Work to do: Repeat the listing word for word. No pictures belong in the copy.

Data lines:
━━━━

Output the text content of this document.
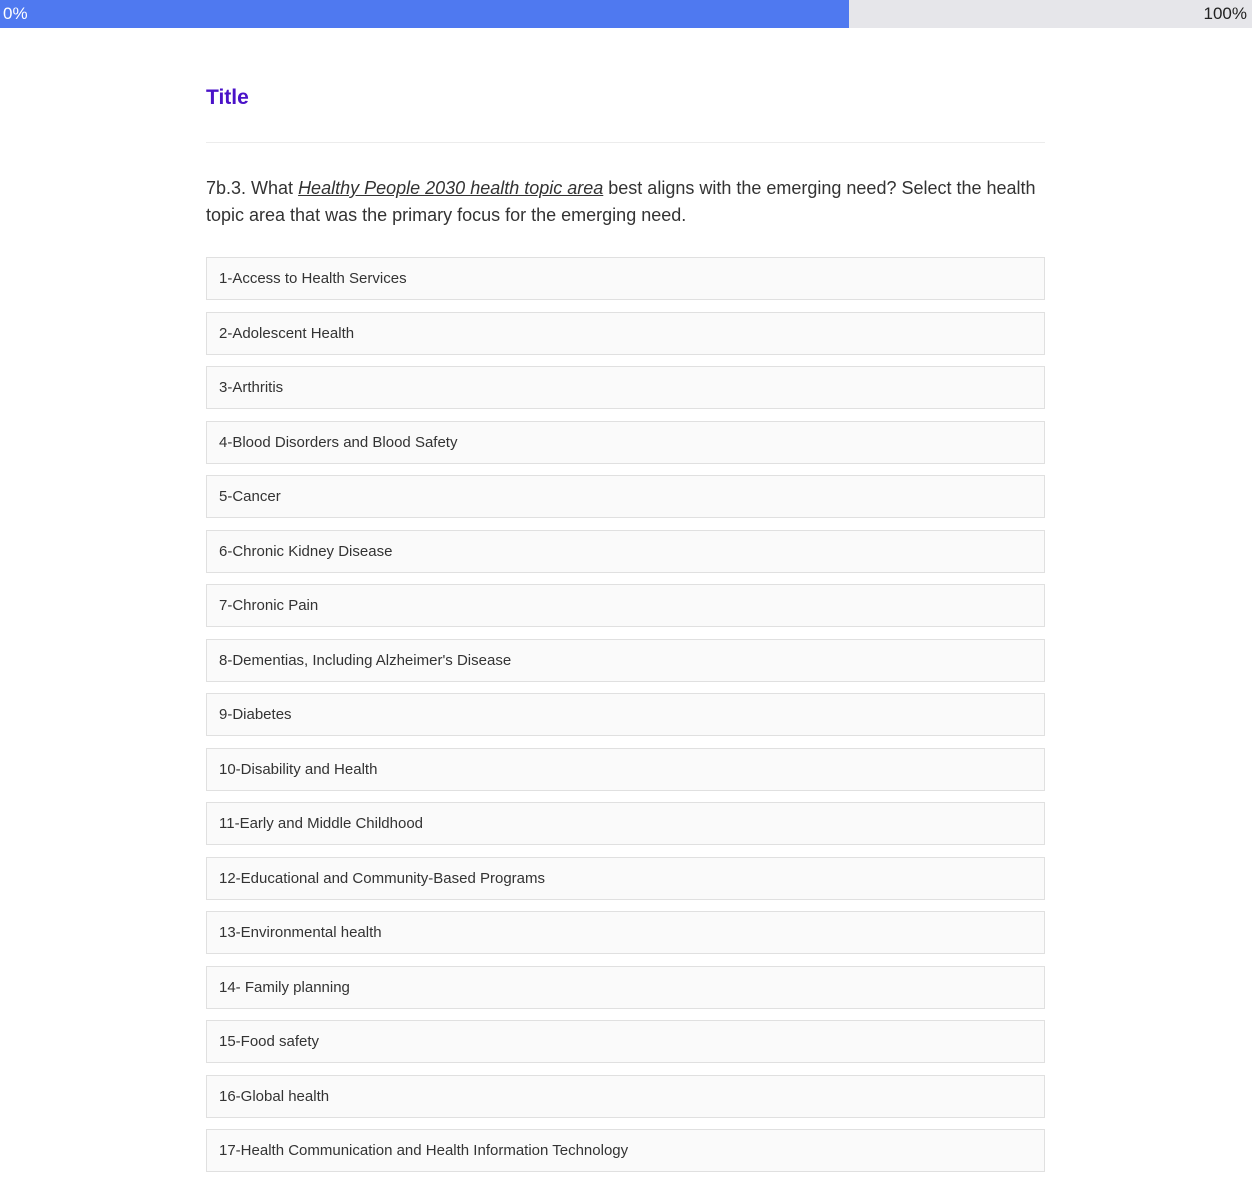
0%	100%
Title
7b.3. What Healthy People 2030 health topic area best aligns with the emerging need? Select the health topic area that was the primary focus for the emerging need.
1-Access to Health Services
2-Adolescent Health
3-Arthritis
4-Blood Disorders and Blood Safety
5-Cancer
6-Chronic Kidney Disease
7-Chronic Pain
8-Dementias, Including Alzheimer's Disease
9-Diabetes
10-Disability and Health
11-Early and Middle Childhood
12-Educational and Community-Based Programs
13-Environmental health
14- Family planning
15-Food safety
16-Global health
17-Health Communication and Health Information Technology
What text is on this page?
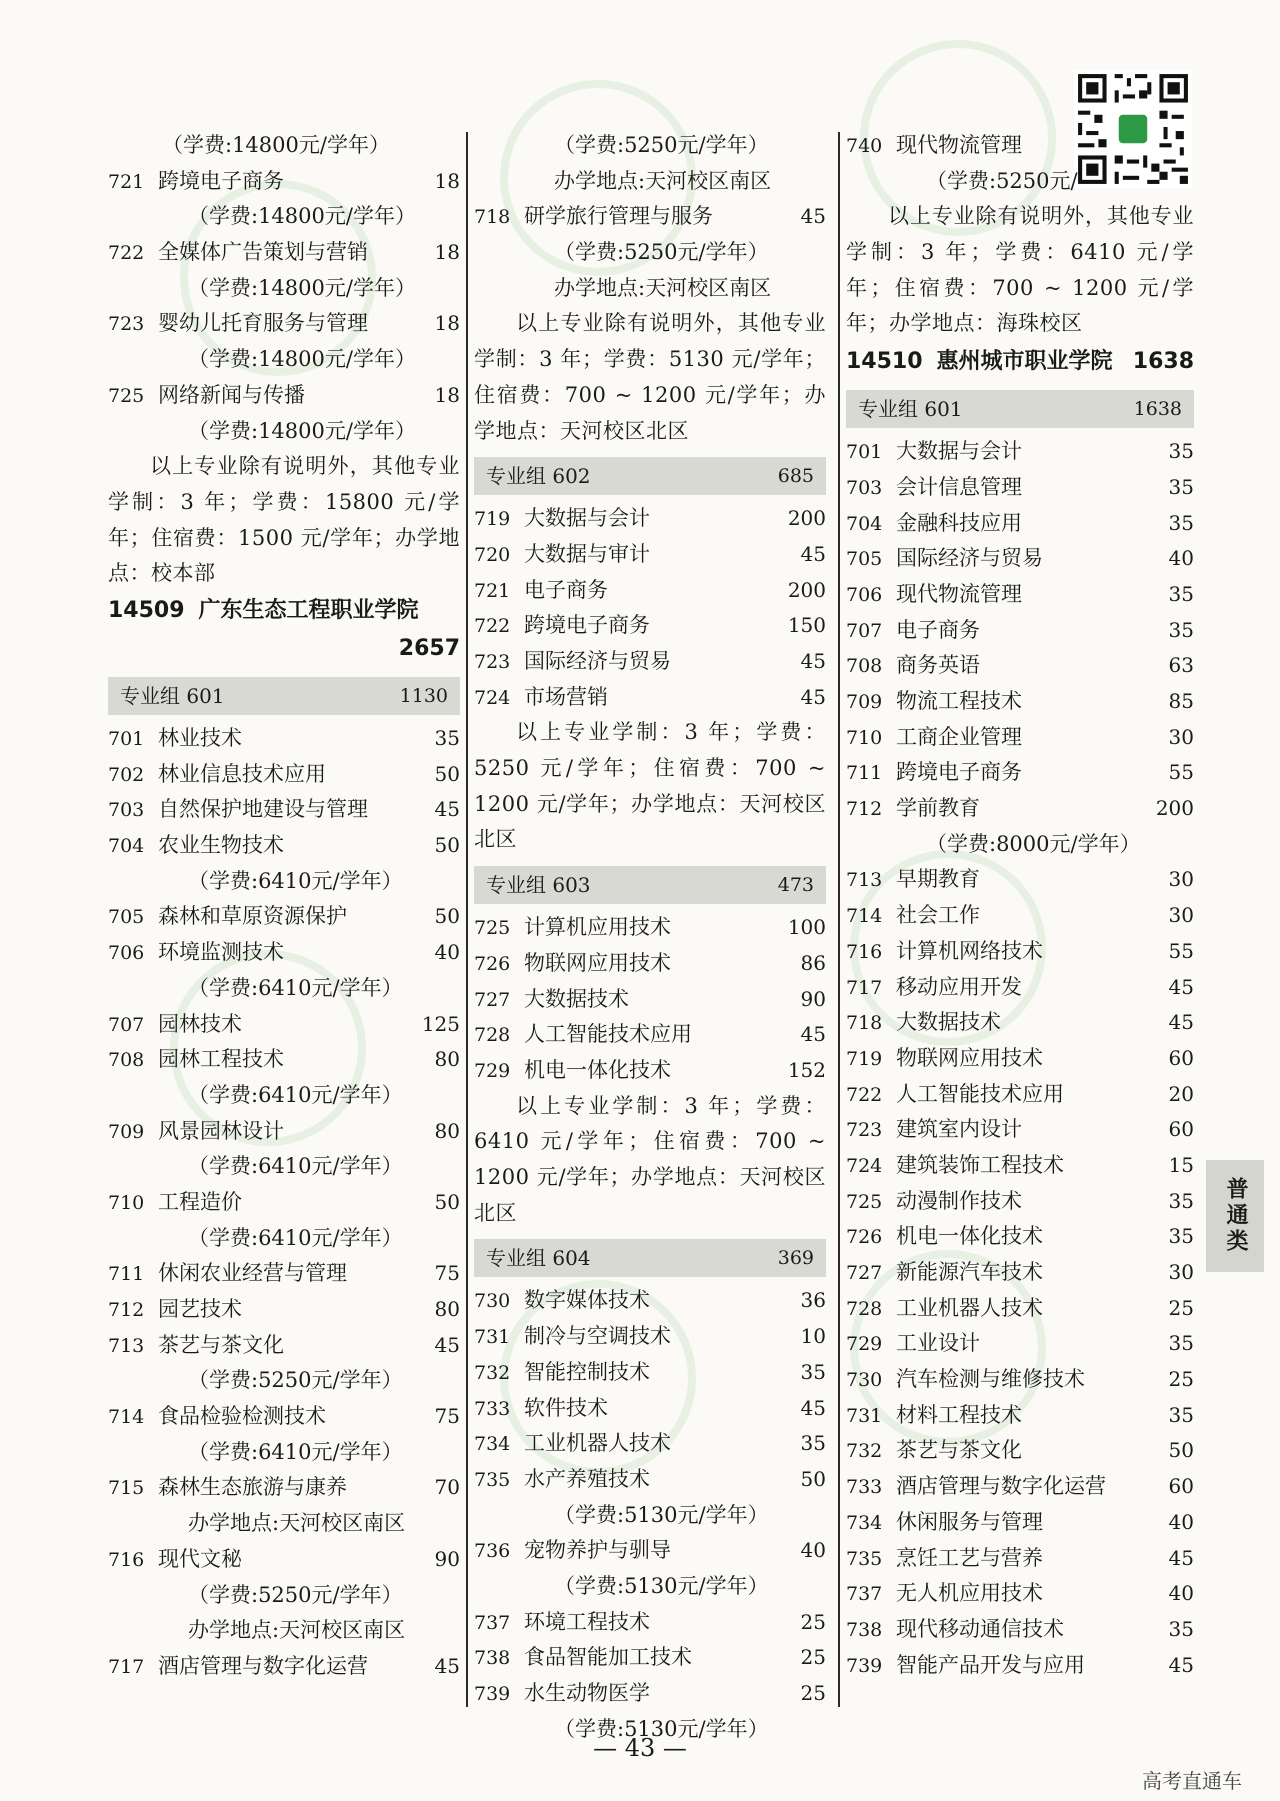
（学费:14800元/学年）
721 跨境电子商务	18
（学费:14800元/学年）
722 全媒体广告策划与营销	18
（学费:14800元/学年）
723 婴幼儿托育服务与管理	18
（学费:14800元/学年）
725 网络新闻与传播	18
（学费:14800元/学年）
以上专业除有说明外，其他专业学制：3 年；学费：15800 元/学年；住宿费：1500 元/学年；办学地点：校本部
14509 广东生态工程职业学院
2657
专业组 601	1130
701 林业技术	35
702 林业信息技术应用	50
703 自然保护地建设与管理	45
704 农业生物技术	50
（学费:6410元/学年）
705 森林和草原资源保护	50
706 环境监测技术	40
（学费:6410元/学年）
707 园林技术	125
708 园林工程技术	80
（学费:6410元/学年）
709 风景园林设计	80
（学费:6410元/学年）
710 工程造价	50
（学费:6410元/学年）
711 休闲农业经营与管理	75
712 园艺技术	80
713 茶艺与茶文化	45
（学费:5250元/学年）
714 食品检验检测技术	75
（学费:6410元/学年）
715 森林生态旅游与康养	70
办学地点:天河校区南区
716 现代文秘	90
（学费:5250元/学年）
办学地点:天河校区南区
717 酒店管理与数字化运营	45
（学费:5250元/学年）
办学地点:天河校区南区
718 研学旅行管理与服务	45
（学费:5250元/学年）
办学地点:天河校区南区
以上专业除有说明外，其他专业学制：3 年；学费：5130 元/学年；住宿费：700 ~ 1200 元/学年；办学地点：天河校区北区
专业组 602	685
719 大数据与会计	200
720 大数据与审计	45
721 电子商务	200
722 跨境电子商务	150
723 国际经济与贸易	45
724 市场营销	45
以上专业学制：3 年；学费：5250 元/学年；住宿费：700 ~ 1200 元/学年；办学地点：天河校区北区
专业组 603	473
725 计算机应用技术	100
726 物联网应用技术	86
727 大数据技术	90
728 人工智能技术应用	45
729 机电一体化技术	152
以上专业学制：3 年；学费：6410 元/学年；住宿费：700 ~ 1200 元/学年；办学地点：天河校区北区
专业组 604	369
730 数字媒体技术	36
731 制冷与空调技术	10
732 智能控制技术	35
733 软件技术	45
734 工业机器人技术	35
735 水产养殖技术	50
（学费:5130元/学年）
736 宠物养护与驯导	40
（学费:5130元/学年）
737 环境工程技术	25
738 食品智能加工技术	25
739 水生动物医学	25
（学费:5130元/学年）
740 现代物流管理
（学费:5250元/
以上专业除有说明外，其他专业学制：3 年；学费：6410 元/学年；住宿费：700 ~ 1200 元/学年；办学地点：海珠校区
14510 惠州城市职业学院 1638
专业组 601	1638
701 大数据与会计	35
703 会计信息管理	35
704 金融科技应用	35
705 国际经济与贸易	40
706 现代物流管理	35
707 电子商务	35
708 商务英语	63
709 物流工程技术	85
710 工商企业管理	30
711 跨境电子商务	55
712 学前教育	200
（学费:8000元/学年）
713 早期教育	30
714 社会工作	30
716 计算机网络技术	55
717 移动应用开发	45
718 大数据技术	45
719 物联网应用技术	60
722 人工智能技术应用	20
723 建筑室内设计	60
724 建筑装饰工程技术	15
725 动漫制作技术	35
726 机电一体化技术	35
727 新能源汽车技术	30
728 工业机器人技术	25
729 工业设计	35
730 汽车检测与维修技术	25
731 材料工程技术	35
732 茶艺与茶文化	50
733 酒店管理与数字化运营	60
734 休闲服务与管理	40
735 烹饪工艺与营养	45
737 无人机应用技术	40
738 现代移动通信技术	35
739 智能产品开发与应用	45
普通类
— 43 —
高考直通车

━━━━

Correct answer:
Output the text content of this document.
0%	100%
Title
7b.3. What Healthy People 2030 health topic area best aligns with the emerging need? Select the health topic area that was the primary focus for the emerging need.
1-Access to Health Services
2-Adolescent Health
3-Arthritis
4-Blood Disorders and Blood Safety
5-Cancer
6-Chronic Kidney Disease
7-Chronic Pain
8-Dementias, Including Alzheimer's Disease
9-Diabetes
10-Disability and Health
11-Early and Middle Childhood
12-Educational and Community-Based Programs
13-Environmental health
14- Family planning
15-Food safety
16-Global health
17-Health Communication and Health Information Technology
What text is on this page?
（学费:14800元/学年）
721 跨境电子商务	18
（学费:14800元/学年）
722 全媒体广告策划与营销	18
（学费:14800元/学年）
723 婴幼儿托育服务与管理	18
（学费:14800元/学年）
725 网络新闻与传播	18
（学费:14800元/学年）
以上专业除有说明外，其他专业学制：3 年；学费：15800 元/学年；住宿费：1500 元/学年；办学地点：校本部
14509 广东生态工程职业学院
2657
专业组 601	1130
701 林业技术	35
702 林业信息技术应用	50
703 自然保护地建设与管理	45
704 农业生物技术	50
（学费:6410元/学年）
705 森林和草原资源保护	50
706 环境监测技术	40
（学费:6410元/学年）
707 园林技术	125
708 园林工程技术	80
（学费:6410元/学年）
709 风景园林设计	80
（学费:6410元/学年）
710 工程造价	50
（学费:6410元/学年）
711 休闲农业经营与管理	75
712 园艺技术	80
713 茶艺与茶文化	45
（学费:5250元/学年）
714 食品检验检测技术	75
（学费:6410元/学年）
715 森林生态旅游与康养	70
办学地点:天河校区南区
716 现代文秘	90
（学费:5250元/学年）
办学地点:天河校区南区
717 酒店管理与数字化运营	45
（学费:5250元/学年）
办学地点:天河校区南区
718 研学旅行管理与服务	45
（学费:5250元/学年）
办学地点:天河校区南区
以上专业除有说明外，其他专业学制：3 年；学费：5130 元/学年；住宿费：700 ~ 1200 元/学年；办学地点：天河校区北区
专业组 602	685
719 大数据与会计	200
720 大数据与审计	45
721 电子商务	200
722 跨境电子商务	150
723 国际经济与贸易	45
724 市场营销	45
以上专业学制：3 年；学费：5250 元/学年；住宿费：700 ~ 1200 元/学年；办学地点：天河校区北区
专业组 603	473
725 计算机应用技术	100
726 物联网应用技术	86
727 大数据技术	90
728 人工智能技术应用	45
729 机电一体化技术	152
以上专业学制：3 年；学费：6410 元/学年；住宿费：700 ~ 1200 元/学年；办学地点：天河校区北区
专业组 604	369
730 数字媒体技术	36
731 制冷与空调技术	10
732 智能控制技术	35
733 软件技术	45
734 工业机器人技术	35
735 水产养殖技术	50
（学费:5130元/学年）
736 宠物养护与驯导	40
（学费:5130元/学年）
737 环境工程技术	25
738 食品智能加工技术	25
739 水生动物医学	25
（学费:5130元/学年）
740 现代物流管理
（学费:5250元/
以上专业除有说明外，其他专业学制：3 年；学费：6410 元/学年；住宿费：700 ~ 1200 元/学年；办学地点：海珠校区
14510 惠州城市职业学院 1638
专业组 601	1638
701 大数据与会计	35
703 会计信息管理	35
704 金融科技应用	35
705 国际经济与贸易	40
706 现代物流管理	35
707 电子商务	35
708 商务英语	63
709 物流工程技术	85
710 工商企业管理	30
711 跨境电子商务	55
712 学前教育	200
（学费:8000元/学年）
713 早期教育	30
714 社会工作	30
716 计算机网络技术	55
717 移动应用开发	45
718 大数据技术	45
719 物联网应用技术	60
722 人工智能技术应用	20
723 建筑室内设计	60
724 建筑装饰工程技术	15
725 动漫制作技术	35
726 机电一体化技术	35
727 新能源汽车技术	30
728 工业机器人技术	25
729 工业设计	35
730 汽车检测与维修技术	25
731 材料工程技术	35
732 茶艺与茶文化	50
733 酒店管理与数字化运营	60
734 休闲服务与管理	40
735 烹饪工艺与营养	45
737 无人机应用技术	40
738 现代移动通信技术	35
739 智能产品开发与应用	45
普通类
— 43 —
高考直通车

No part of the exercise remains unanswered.